[[ Text under study open ]]

The textures and surfaces spangled under the sun like someone had sliced into an enormous crystal.



Dotted among the reverent were classic California characters: expensive but unremarkable white sneaker bf, crotched dress gf; middle-aged dudes in baggy beige suits who look like Robert Altman antiheroes; men in leather Vuitton track jackets over Supreme products I’ve only seen mentioned on menswear forums; that guy with a low man bun and a baggy suit who squints into the sun existentially and talks about optimizing stuff. A short artist with a tall date was attempting to mansplain the architecture, but all he could come up with was, “This is so cool.”

A number of Ghesquière’s celebrity avatars were waving their feet in the tall caramel boots from the Fall collection; Chloe Grace Moretz, in a floral blouse and gray tie from the Fall 2022 collection, swayed side to side and began chanting Ghesquière’s first name like a cheer—“Ni-co-lah! Ni-co-lah!”—adding motion drill arms.

[[ Text under study closed ]]
[[ Listed records open ]]

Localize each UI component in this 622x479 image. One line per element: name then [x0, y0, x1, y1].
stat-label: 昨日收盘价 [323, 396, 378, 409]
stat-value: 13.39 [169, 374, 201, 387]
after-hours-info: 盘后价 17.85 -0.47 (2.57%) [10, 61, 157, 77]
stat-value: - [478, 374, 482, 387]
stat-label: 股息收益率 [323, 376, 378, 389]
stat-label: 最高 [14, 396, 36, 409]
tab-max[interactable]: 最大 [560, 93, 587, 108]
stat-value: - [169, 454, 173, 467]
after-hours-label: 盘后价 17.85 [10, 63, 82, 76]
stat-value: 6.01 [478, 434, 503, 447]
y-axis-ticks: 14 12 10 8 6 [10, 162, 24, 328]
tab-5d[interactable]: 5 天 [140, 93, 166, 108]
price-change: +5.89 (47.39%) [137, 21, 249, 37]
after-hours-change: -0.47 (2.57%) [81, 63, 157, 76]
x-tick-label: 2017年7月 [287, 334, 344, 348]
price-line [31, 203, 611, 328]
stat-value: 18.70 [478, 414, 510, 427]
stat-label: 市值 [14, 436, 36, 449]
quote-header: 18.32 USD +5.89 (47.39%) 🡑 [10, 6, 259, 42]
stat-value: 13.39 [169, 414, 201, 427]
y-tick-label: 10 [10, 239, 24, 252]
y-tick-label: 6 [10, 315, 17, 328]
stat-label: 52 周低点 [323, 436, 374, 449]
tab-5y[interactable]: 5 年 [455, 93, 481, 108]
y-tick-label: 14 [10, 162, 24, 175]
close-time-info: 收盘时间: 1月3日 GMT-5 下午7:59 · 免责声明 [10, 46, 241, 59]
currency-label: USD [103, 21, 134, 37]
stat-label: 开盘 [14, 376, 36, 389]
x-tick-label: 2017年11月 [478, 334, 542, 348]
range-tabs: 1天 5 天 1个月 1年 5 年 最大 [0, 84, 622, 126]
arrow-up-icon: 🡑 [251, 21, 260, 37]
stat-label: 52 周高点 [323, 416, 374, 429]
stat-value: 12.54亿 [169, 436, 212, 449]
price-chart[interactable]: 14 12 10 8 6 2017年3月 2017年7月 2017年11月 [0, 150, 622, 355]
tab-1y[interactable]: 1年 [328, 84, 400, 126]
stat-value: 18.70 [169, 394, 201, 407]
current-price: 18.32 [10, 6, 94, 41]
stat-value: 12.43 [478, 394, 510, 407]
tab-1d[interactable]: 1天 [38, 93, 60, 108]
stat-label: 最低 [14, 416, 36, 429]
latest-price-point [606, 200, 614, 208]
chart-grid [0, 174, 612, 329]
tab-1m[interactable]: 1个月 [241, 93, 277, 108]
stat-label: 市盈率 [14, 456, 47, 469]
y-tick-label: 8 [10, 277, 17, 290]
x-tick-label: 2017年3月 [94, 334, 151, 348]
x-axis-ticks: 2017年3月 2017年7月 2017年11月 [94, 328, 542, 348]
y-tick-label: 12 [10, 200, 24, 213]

[[ Listed records closed ]]

→ Tasks and exercises:
**1)** Write out the passage on the show crowd, starting with "A number of" and going on through "motion drill arms.".
**2)** Decide whether each statement agrees with the passage on the show crowd: (a) Chloe Grace Moretz wore a floral blouse and gray tie from the Fall 2022 collection; (b) the short artist came with a short date; (c) the tall caramel boots were from the Spring collection. For each, answer yes or no and quote the words that decide it.
The page segmentation data has no connection to the passage on the show crowd.

→ Answers to the exercise:
**1)**
A number of Ghesquière’s celebrity avatars were waving their feet in the tall caramel boots from the Fall collection; Chloe Grace Moretz, in a floral blouse and gray tie from the Fall 2022 collection, swayed side to side and began chanting Ghesquière’s first name like a cheer—“Ni-co-lah! Ni-co-lah!”—adding motion drill arms.

**2)**
(a) Yes: "Chloe Grace Moretz, in a floral blouse and gray tie from the Fall 2022 collection"
(b) No: "A short artist with a tall date"
(c) No: "the tall caramel boots from the Fall collection"